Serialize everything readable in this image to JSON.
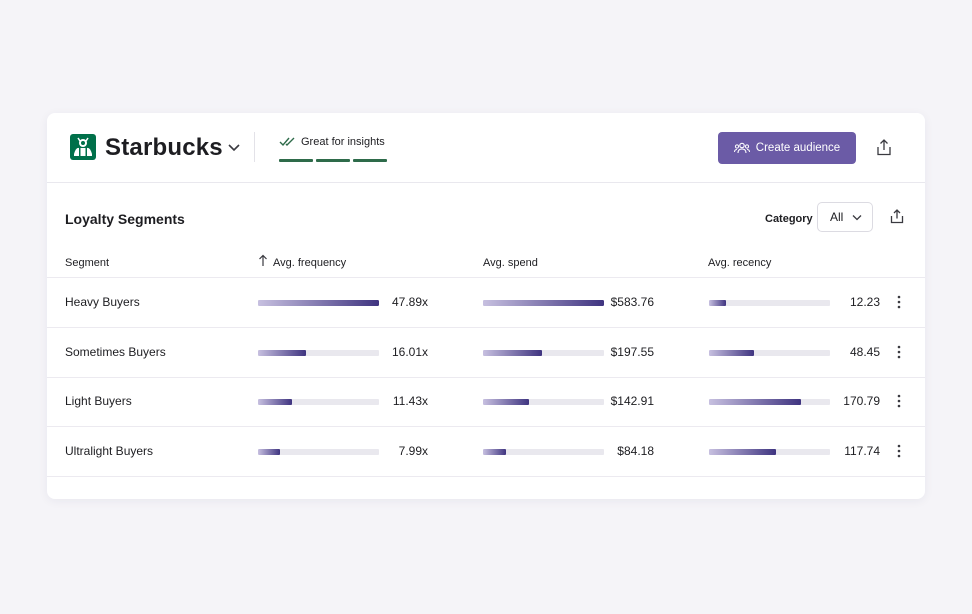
{
  "header": {
    "brand": "Starbucks",
    "insight_label": "Great for insights",
    "create_button_label": "Create audience"
  },
  "section": {
    "title": "Loyalty Segments",
    "category_label": "Category",
    "category_value": "All"
  },
  "table": {
    "columns": {
      "segment": "Segment",
      "frequency": "Avg. frequency",
      "spend": "Avg. spend",
      "recency": "Avg. recency"
    },
    "rows": [
      {
        "segment": "Heavy Buyers",
        "frequency": "47.89x",
        "frequency_fill": 1.0,
        "spend": "$583.76",
        "spend_fill": 1.0,
        "recency": "12.23",
        "recency_fill": 0.14
      },
      {
        "segment": "Sometimes Buyers",
        "frequency": "16.01x",
        "frequency_fill": 0.4,
        "spend": "$197.55",
        "spend_fill": 0.49,
        "recency": "48.45",
        "recency_fill": 0.37
      },
      {
        "segment": "Light Buyers",
        "frequency": "11.43x",
        "frequency_fill": 0.28,
        "spend": "$142.91",
        "spend_fill": 0.38,
        "recency": "170.79",
        "recency_fill": 0.76
      },
      {
        "segment": "Ultralight Buyers",
        "frequency": "7.99x",
        "frequency_fill": 0.18,
        "spend": "$84.18",
        "spend_fill": 0.19,
        "recency": "117.74",
        "recency_fill": 0.55
      }
    ]
  },
  "colors": {
    "accent": "#6b5ba6",
    "bar_start": "#c7c0e0",
    "bar_end": "#3f3480",
    "track": "#e9e8ee",
    "insight_green": "#2e6b4a",
    "logo_green": "#00704a"
  },
  "icons": {
    "logo": "starbucks-siren-logo",
    "brand_menu": "chevron-down-icon",
    "insight": "double-check-icon",
    "create": "users-icon",
    "share": "share-icon",
    "sort": "arrow-up-icon",
    "row_menu": "kebab-menu-icon"
  }
}
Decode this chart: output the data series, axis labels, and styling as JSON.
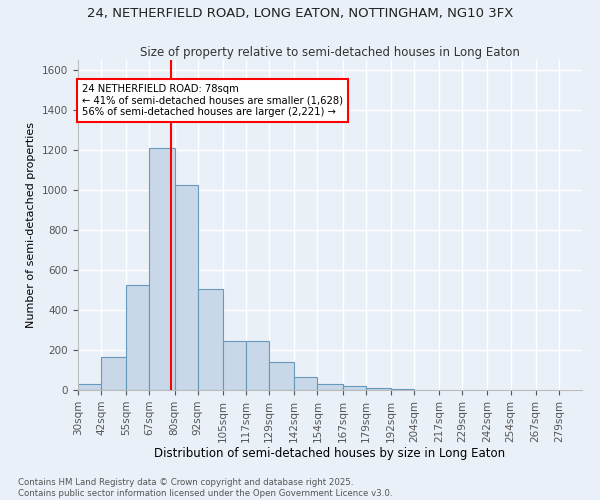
{
  "title1": "24, NETHERFIELD ROAD, LONG EATON, NOTTINGHAM, NG10 3FX",
  "title2": "Size of property relative to semi-detached houses in Long Eaton",
  "xlabel": "Distribution of semi-detached houses by size in Long Eaton",
  "ylabel": "Number of semi-detached properties",
  "bin_labels": [
    "30sqm",
    "42sqm",
    "55sqm",
    "67sqm",
    "80sqm",
    "92sqm",
    "105sqm",
    "117sqm",
    "129sqm",
    "142sqm",
    "154sqm",
    "167sqm",
    "179sqm",
    "192sqm",
    "204sqm",
    "217sqm",
    "229sqm",
    "242sqm",
    "254sqm",
    "267sqm",
    "279sqm"
  ],
  "bin_edges": [
    30,
    42,
    55,
    67,
    80,
    92,
    105,
    117,
    129,
    142,
    154,
    167,
    179,
    192,
    204,
    217,
    229,
    242,
    254,
    267,
    279
  ],
  "bar_heights": [
    30,
    165,
    525,
    1210,
    1025,
    505,
    245,
    245,
    140,
    65,
    30,
    20,
    10,
    5,
    2,
    2,
    0,
    0,
    0,
    0
  ],
  "bar_color": "#c8d8e8",
  "bar_edgecolor": "#6699bb",
  "property_line_x": 78,
  "annotation_text": "24 NETHERFIELD ROAD: 78sqm\n← 41% of semi-detached houses are smaller (1,628)\n56% of semi-detached houses are larger (2,221) →",
  "annotation_box_color": "white",
  "annotation_box_edgecolor": "red",
  "vline_color": "red",
  "ylim": [
    0,
    1650
  ],
  "yticks": [
    0,
    200,
    400,
    600,
    800,
    1000,
    1200,
    1400,
    1600
  ],
  "footer1": "Contains HM Land Registry data © Crown copyright and database right 2025.",
  "footer2": "Contains public sector information licensed under the Open Government Licence v3.0.",
  "bg_color": "#eaf0f8",
  "plot_bg_color": "#eaf0f8"
}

+ + + + +

▶ _CHALLENGE_
From the data above, copy each line that holds "houses".

▶ _EXPECTED OUTPUT_
  "title2": "Size of property relative to semi-detached houses in Long Eaton",
  "xlabel": "Distribution of semi-detached houses by size in Long Eaton",
  "annotation_text": "24 NETHERFIELD ROAD: 78sqm\n← 41% of semi-detached houses are smaller (1,628)\n56% of semi-detached houses are larger (2,221) →",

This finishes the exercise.